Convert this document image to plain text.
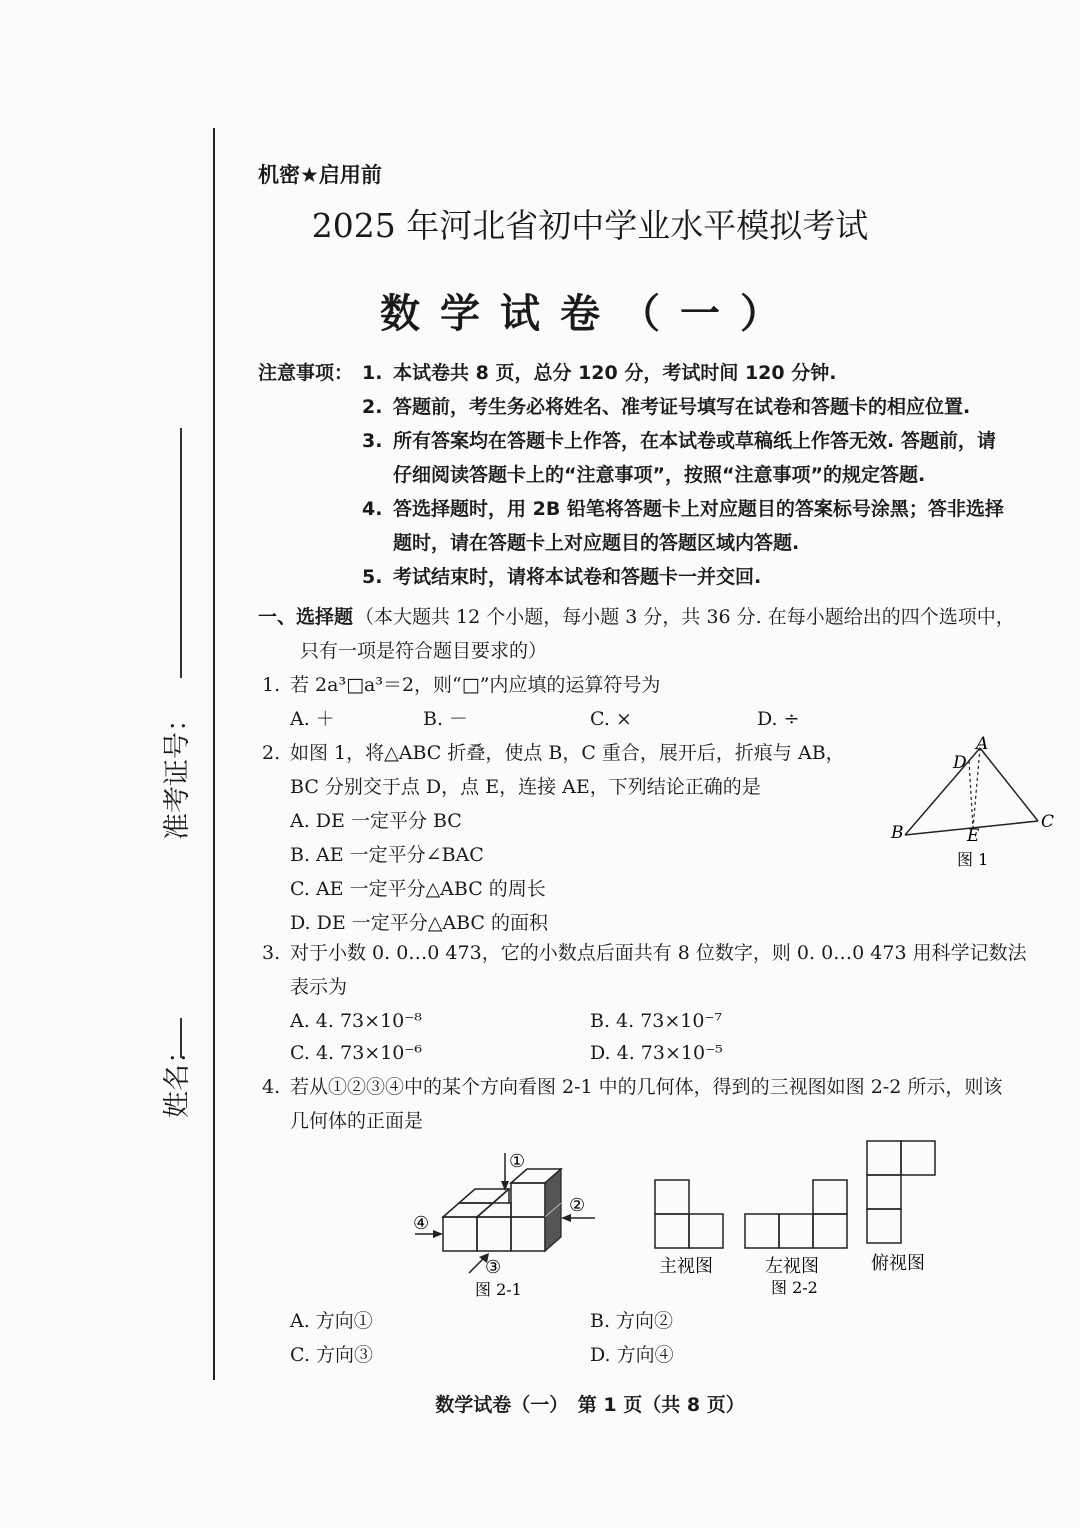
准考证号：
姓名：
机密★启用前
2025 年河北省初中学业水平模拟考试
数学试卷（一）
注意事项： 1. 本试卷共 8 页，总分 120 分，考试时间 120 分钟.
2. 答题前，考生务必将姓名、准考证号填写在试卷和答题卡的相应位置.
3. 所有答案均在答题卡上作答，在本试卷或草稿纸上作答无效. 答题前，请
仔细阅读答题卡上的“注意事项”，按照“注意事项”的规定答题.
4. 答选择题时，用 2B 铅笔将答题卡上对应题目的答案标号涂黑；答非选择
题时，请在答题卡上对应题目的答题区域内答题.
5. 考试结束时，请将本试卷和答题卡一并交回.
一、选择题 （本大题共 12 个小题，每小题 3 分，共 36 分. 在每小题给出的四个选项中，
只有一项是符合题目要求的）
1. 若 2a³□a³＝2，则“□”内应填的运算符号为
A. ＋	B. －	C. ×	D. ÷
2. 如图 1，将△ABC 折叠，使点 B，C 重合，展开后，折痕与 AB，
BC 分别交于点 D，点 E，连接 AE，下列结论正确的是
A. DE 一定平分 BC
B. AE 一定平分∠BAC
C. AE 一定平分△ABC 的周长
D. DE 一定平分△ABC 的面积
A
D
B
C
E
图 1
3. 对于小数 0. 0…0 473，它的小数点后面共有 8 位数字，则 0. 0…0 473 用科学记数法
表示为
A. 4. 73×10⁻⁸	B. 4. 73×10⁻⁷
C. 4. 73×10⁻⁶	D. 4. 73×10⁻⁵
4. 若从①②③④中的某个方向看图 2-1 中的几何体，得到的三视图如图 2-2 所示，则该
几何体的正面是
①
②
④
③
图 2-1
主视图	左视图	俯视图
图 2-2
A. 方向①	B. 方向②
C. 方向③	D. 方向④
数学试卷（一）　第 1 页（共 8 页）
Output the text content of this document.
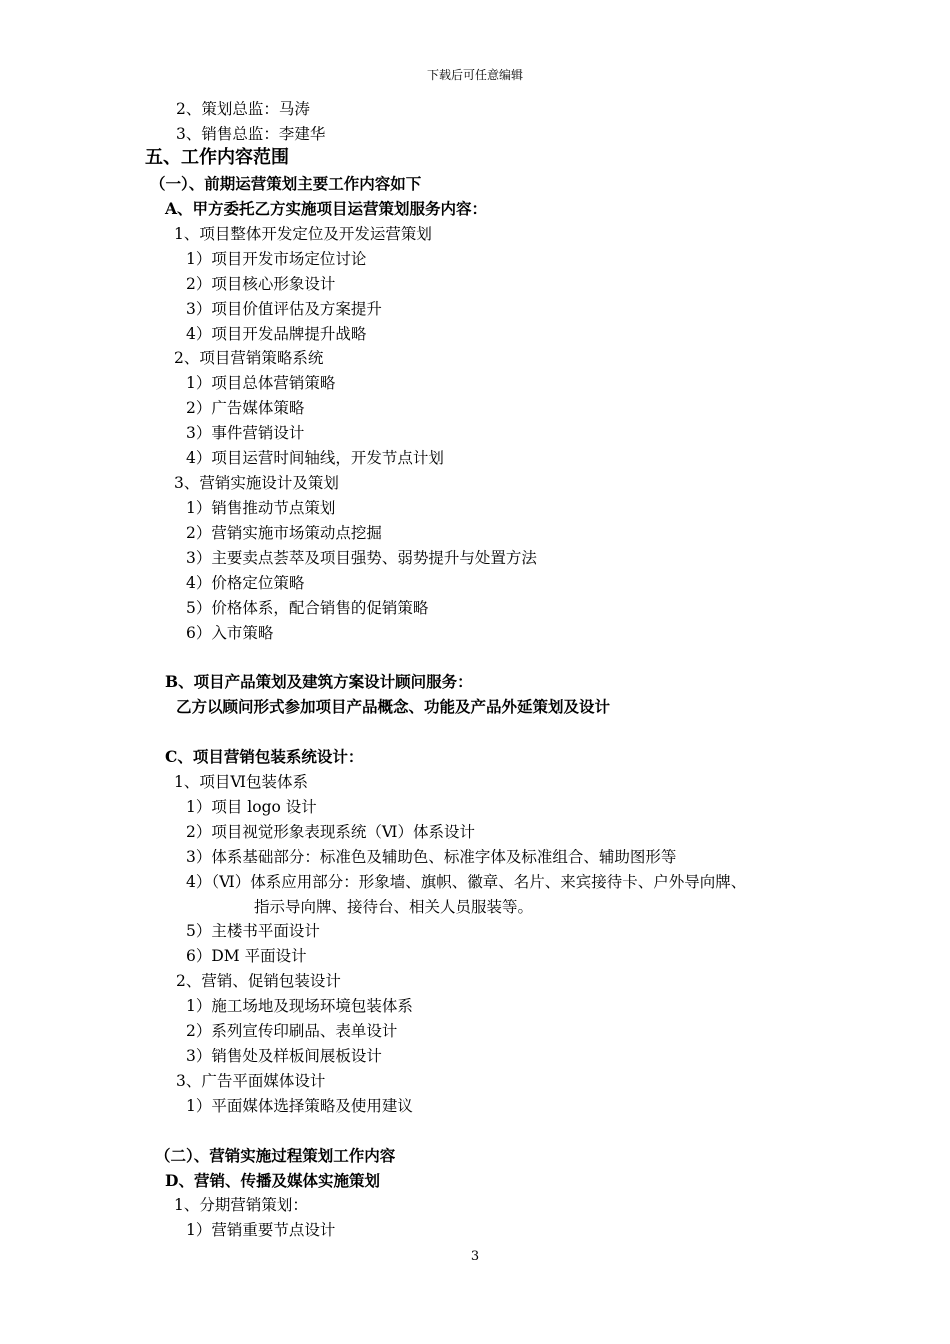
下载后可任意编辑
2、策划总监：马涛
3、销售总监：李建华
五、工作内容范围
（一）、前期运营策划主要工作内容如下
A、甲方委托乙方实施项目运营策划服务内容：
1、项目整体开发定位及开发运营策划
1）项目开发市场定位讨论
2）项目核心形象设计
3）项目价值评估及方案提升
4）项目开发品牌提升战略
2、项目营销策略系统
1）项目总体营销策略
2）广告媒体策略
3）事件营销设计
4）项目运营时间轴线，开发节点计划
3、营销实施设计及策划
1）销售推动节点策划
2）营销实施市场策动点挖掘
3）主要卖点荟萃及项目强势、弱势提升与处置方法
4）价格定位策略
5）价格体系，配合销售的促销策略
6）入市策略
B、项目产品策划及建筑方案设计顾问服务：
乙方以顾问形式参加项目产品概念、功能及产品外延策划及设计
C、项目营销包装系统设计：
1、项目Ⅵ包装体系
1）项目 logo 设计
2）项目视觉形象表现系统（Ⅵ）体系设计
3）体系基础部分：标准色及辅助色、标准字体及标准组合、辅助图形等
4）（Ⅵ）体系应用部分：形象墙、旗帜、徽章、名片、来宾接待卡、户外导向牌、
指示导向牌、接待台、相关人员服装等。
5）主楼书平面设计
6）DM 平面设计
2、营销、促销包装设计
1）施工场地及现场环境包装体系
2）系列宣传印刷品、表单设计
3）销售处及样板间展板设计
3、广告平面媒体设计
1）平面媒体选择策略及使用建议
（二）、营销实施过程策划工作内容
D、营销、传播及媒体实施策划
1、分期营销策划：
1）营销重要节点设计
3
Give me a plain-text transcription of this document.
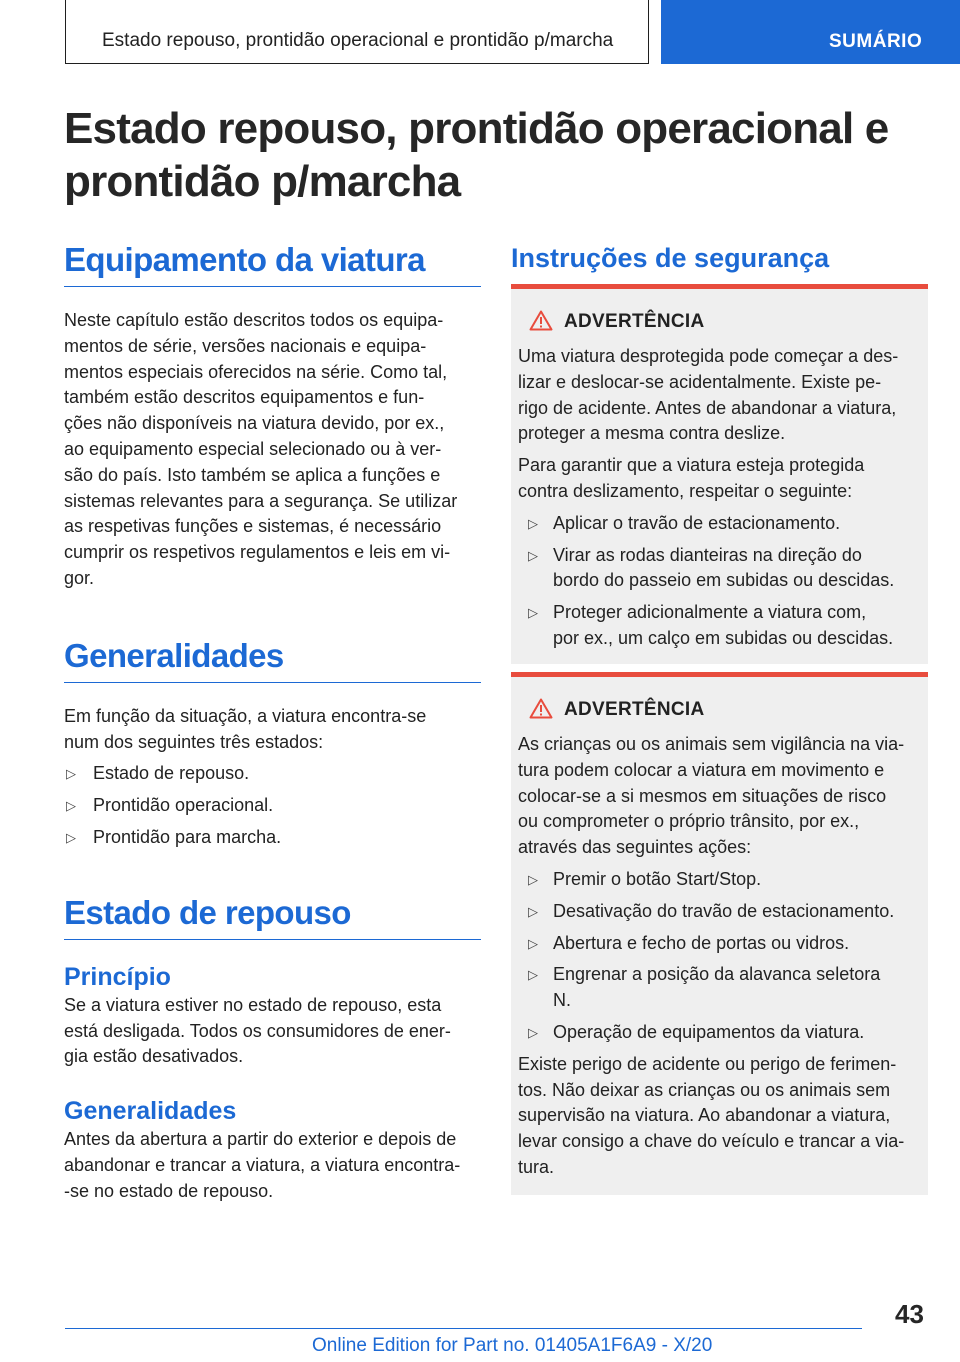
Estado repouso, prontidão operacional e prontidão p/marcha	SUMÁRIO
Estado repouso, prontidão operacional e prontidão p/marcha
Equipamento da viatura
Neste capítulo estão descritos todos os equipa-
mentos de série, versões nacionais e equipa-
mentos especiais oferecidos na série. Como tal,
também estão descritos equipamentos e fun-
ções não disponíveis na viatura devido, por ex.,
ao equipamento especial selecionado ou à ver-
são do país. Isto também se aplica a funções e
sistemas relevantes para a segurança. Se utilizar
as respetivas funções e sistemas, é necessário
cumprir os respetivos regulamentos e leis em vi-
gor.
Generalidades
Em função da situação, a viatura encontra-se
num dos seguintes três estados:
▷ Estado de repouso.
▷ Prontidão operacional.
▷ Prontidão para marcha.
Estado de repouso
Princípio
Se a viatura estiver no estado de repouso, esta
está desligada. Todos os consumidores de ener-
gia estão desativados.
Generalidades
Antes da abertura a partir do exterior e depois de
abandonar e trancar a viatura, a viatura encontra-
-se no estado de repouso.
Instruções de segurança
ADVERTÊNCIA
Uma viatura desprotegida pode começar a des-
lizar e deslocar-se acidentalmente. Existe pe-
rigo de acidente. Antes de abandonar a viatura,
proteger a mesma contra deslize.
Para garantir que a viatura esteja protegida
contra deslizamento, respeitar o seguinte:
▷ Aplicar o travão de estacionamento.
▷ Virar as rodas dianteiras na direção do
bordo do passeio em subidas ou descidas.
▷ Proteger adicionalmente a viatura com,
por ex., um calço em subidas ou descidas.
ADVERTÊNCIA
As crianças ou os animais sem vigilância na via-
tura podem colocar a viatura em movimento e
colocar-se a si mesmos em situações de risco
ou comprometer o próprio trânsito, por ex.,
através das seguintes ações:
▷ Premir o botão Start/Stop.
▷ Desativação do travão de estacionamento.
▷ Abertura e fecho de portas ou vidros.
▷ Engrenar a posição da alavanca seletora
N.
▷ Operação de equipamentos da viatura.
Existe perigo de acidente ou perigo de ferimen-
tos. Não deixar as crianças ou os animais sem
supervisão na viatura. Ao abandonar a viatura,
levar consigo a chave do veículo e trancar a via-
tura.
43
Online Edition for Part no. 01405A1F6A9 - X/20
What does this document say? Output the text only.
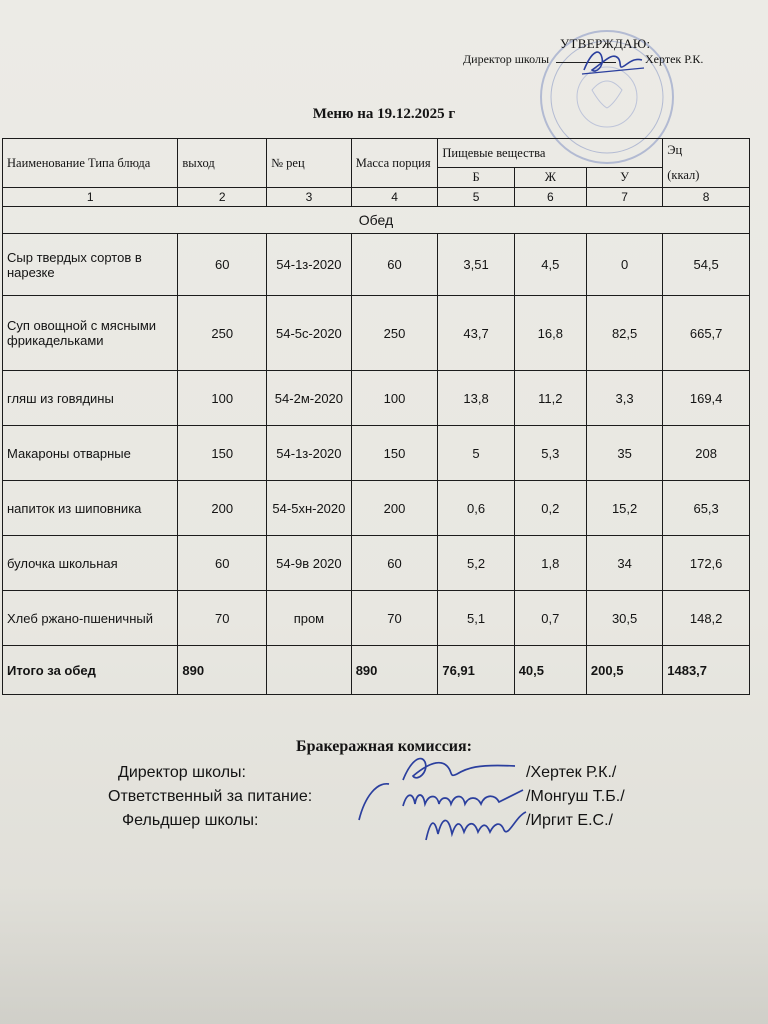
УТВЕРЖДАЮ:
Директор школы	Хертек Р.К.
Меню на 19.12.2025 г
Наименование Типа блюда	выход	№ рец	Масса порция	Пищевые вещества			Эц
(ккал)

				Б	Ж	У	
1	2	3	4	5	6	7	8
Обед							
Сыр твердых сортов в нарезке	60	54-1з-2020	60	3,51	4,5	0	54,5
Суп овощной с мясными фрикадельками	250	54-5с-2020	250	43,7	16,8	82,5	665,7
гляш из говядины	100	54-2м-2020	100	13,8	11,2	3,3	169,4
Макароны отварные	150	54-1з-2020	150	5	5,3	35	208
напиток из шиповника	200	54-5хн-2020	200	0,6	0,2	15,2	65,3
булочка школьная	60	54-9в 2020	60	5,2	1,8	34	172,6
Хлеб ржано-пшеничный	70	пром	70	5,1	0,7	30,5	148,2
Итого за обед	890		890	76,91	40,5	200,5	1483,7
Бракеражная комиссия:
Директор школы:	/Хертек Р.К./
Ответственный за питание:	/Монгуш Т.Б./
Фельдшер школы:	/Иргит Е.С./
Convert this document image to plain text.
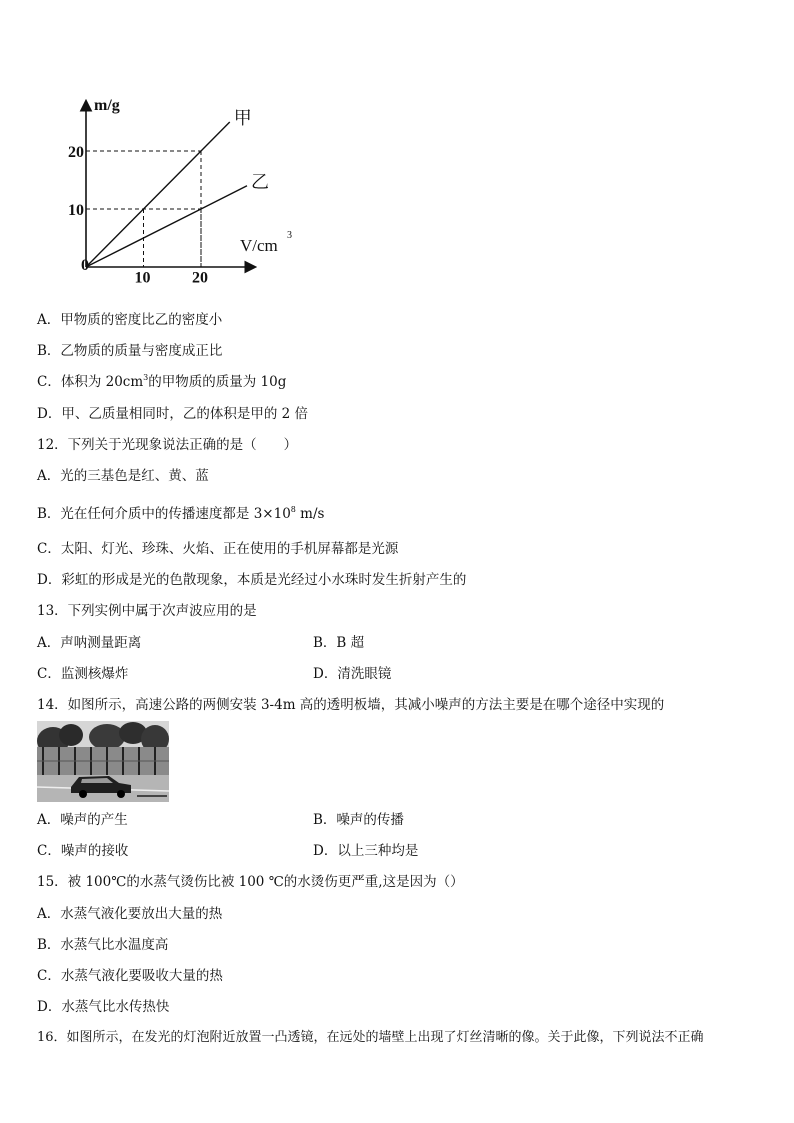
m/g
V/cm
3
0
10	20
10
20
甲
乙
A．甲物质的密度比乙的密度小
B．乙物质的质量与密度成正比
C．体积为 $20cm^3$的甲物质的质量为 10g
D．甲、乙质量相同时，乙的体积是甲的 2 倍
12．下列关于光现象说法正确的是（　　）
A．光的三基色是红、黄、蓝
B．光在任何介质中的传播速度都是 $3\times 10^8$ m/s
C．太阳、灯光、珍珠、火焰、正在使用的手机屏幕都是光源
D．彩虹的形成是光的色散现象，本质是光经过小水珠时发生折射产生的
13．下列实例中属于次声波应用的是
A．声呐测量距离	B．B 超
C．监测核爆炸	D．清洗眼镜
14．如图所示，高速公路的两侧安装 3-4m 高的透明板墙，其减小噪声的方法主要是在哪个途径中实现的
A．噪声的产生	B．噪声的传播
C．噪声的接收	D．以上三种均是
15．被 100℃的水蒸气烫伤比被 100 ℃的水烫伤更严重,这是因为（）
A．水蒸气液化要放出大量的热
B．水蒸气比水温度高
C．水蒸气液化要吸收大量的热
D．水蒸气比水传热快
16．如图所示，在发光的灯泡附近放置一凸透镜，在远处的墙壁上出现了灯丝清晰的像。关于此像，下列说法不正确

Short problem >>
Read the data above and pull out each line that holds the string "repouso".

Solution for this task >>
Estado repouso, prontidão operacional e prontidão p/marcha	SUMÁRIO
Estado repouso, prontidão operacional e prontidão p/marcha
▷ Estado de repouso.
Estado de repouso
Se a viatura estiver no estado de repouso, esta
-se no estado de repouso.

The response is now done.